ROWS

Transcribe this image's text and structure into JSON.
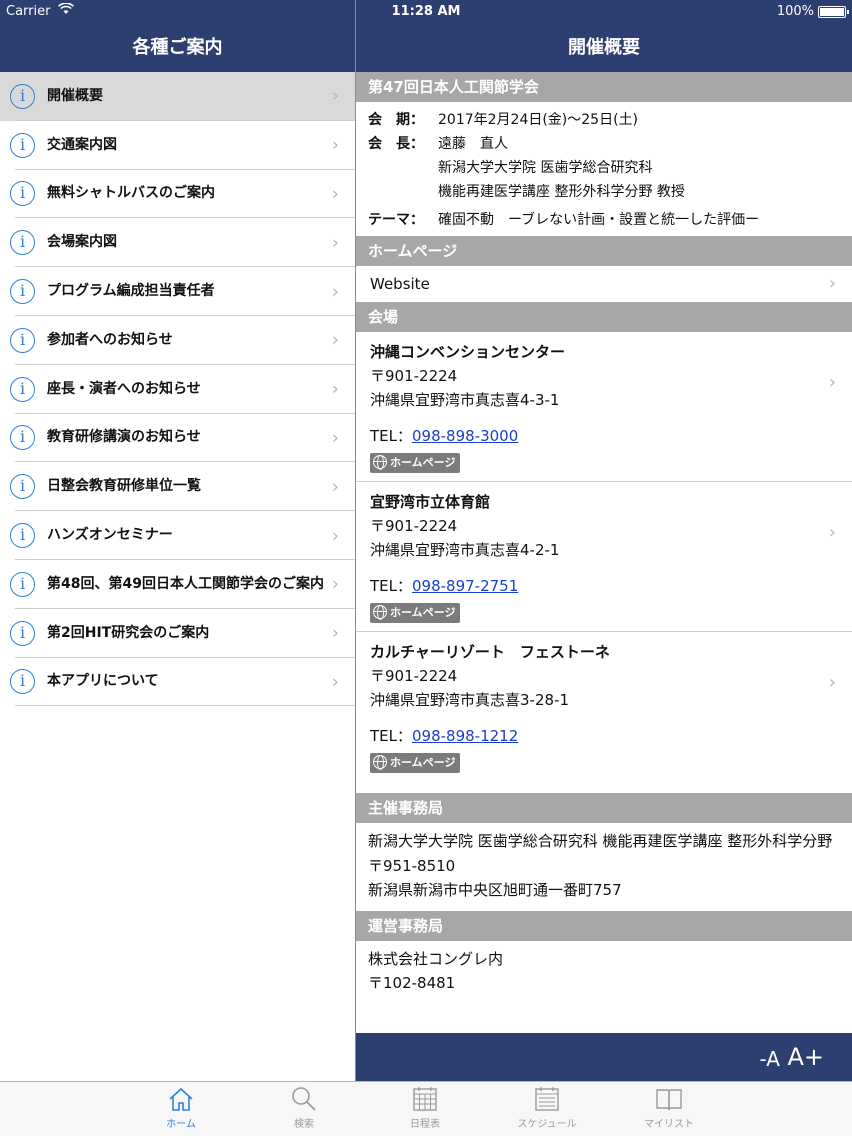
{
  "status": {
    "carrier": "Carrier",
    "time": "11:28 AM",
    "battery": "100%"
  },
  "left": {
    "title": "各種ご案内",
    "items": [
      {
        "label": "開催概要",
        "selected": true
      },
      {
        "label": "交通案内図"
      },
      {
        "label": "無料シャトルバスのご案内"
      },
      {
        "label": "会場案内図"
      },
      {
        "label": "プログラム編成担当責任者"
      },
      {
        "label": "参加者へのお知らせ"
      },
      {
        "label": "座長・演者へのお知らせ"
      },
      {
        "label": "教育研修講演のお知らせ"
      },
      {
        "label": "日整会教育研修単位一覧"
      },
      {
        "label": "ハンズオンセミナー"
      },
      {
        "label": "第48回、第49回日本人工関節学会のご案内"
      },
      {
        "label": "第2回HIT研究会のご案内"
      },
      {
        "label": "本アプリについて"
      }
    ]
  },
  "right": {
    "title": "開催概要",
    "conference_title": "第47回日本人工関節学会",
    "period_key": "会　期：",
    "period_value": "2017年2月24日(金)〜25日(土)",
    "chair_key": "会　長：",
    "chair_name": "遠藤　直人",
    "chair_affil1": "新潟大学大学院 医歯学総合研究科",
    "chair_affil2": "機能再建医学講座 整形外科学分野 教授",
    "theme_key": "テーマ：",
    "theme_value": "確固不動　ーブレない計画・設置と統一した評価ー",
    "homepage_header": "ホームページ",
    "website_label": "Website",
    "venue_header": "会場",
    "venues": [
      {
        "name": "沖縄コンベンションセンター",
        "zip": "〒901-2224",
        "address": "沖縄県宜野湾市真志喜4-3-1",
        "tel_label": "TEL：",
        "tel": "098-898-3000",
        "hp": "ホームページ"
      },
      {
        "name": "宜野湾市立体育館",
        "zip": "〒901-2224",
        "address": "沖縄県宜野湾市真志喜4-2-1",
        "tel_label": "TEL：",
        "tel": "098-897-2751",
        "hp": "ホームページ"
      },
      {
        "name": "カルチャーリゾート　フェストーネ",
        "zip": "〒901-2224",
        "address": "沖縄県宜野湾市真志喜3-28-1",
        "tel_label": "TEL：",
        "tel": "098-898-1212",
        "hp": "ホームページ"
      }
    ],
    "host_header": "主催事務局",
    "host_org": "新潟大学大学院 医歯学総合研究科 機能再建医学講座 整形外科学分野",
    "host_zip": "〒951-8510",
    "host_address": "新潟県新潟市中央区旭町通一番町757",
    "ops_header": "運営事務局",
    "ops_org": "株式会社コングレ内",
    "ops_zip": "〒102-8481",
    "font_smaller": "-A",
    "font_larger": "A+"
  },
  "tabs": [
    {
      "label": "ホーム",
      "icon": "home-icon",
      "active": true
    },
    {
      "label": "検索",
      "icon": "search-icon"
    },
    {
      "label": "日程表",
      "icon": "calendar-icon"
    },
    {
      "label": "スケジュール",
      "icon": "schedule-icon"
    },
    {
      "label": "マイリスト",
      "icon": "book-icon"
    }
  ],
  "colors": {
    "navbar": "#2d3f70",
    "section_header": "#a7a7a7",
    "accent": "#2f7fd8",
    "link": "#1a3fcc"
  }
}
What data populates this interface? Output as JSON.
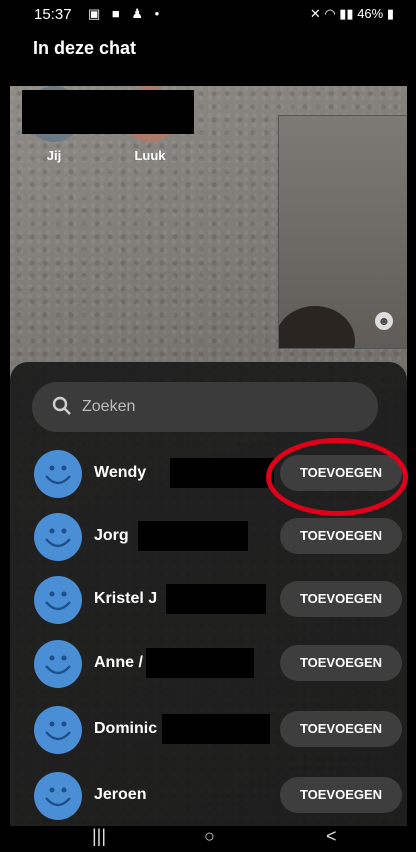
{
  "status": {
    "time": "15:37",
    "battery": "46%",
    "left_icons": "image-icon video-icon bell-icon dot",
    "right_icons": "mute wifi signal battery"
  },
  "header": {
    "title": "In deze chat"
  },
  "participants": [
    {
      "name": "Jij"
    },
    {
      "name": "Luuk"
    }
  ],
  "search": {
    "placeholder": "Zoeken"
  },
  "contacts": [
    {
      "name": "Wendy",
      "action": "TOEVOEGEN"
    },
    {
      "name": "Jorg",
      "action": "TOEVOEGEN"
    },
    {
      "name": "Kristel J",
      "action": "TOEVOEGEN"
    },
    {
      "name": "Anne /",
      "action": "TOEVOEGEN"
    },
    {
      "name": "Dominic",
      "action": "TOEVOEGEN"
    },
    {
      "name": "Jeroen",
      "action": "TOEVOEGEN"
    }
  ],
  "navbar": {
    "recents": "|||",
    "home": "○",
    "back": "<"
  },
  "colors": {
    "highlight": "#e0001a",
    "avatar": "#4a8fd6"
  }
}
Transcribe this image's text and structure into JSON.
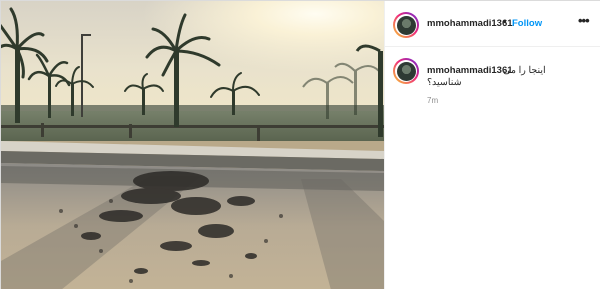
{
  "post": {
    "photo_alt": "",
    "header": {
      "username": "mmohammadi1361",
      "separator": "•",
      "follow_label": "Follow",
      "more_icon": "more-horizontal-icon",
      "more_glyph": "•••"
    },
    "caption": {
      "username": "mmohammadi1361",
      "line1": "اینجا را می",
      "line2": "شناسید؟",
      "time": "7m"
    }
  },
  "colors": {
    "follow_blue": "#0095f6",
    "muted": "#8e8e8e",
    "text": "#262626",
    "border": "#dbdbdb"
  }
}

WHAT YOU HAVE TO DO
Using the material above, retype each entry exactly and omit the pictures.

SOLUTION FOR THIS PROBLEM
Transcribe this image's text and structure into JSON.
{
  "status": {
    "carrier": "Carrier",
    "time": "11:28 AM",
    "battery": "100%"
  },
  "left": {
    "title": "各種ご案内",
    "items": [
      {
        "label": "開催概要",
        "selected": true
      },
      {
        "label": "交通案内図"
      },
      {
        "label": "無料シャトルバスのご案内"
      },
      {
        "label": "会場案内図"
      },
      {
        "label": "プログラム編成担当責任者"
      },
      {
        "label": "参加者へのお知らせ"
      },
      {
        "label": "座長・演者へのお知らせ"
      },
      {
        "label": "教育研修講演のお知らせ"
      },
      {
        "label": "日整会教育研修単位一覧"
      },
      {
        "label": "ハンズオンセミナー"
      },
      {
        "label": "第48回、第49回日本人工関節学会のご案内"
      },
      {
        "label": "第2回HIT研究会のご案内"
      },
      {
        "label": "本アプリについて"
      }
    ]
  },
  "right": {
    "title": "開催概要",
    "conference_title": "第47回日本人工関節学会",
    "period_key": "会　期：",
    "period_value": "2017年2月24日(金)〜25日(土)",
    "chair_key": "会　長：",
    "chair_name": "遠藤　直人",
    "chair_affil1": "新潟大学大学院 医歯学総合研究科",
    "chair_affil2": "機能再建医学講座 整形外科学分野 教授",
    "theme_key": "テーマ：",
    "theme_value": "確固不動　ーブレない計画・設置と統一した評価ー",
    "homepage_header": "ホームページ",
    "website_label": "Website",
    "venue_header": "会場",
    "venues": [
      {
        "name": "沖縄コンベンションセンター",
        "zip": "〒901-2224",
        "address": "沖縄県宜野湾市真志喜4-3-1",
        "tel_label": "TEL：",
        "tel": "098-898-3000",
        "hp": "ホームページ"
      },
      {
        "name": "宜野湾市立体育館",
        "zip": "〒901-2224",
        "address": "沖縄県宜野湾市真志喜4-2-1",
        "tel_label": "TEL：",
        "tel": "098-897-2751",
        "hp": "ホームページ"
      },
      {
        "name": "カルチャーリゾート　フェストーネ",
        "zip": "〒901-2224",
        "address": "沖縄県宜野湾市真志喜3-28-1",
        "tel_label": "TEL：",
        "tel": "098-898-1212",
        "hp": "ホームページ"
      }
    ],
    "host_header": "主催事務局",
    "host_org": "新潟大学大学院 医歯学総合研究科 機能再建医学講座 整形外科学分野",
    "host_zip": "〒951-8510",
    "host_address": "新潟県新潟市中央区旭町通一番町757",
    "ops_header": "運営事務局",
    "ops_org": "株式会社コングレ内",
    "ops_zip": "〒102-8481",
    "font_smaller": "-A",
    "font_larger": "A+"
  },
  "tabs": [
    {
      "label": "ホーム",
      "icon": "home-icon",
      "active": true
    },
    {
      "label": "検索",
      "icon": "search-icon"
    },
    {
      "label": "日程表",
      "icon": "calendar-icon"
    },
    {
      "label": "スケジュール",
      "icon": "schedule-icon"
    },
    {
      "label": "マイリスト",
      "icon": "book-icon"
    }
  ],
  "colors": {
    "navbar": "#2d3f70",
    "section_header": "#a7a7a7",
    "accent": "#2f7fd8",
    "link": "#1a3fcc"
  }
}
What data populates this interface? Output as JSON.
{
  "status": {
    "time": "15:37",
    "battery": "46%",
    "left_icons": "image-icon video-icon bell-icon dot",
    "right_icons": "mute wifi signal battery"
  },
  "header": {
    "title": "In deze chat"
  },
  "participants": [
    {
      "name": "Jij"
    },
    {
      "name": "Luuk"
    }
  ],
  "search": {
    "placeholder": "Zoeken"
  },
  "contacts": [
    {
      "name": "Wendy",
      "action": "TOEVOEGEN"
    },
    {
      "name": "Jorg",
      "action": "TOEVOEGEN"
    },
    {
      "name": "Kristel J",
      "action": "TOEVOEGEN"
    },
    {
      "name": "Anne /",
      "action": "TOEVOEGEN"
    },
    {
      "name": "Dominic",
      "action": "TOEVOEGEN"
    },
    {
      "name": "Jeroen",
      "action": "TOEVOEGEN"
    }
  ],
  "navbar": {
    "recents": "|||",
    "home": "○",
    "back": "<"
  },
  "colors": {
    "highlight": "#e0001a",
    "avatar": "#4a8fd6"
  }
}
Transcribe this image's text and structure into JSON.
{
  "post": {
    "photo_alt": "",
    "header": {
      "username": "mmohammadi1361",
      "separator": "•",
      "follow_label": "Follow",
      "more_icon": "more-horizontal-icon",
      "more_glyph": "•••"
    },
    "caption": {
      "username": "mmohammadi1361",
      "line1": "اینجا را می",
      "line2": "شناسید؟",
      "time": "7m"
    }
  },
  "colors": {
    "follow_blue": "#0095f6",
    "muted": "#8e8e8e",
    "text": "#262626",
    "border": "#dbdbdb"
  }
}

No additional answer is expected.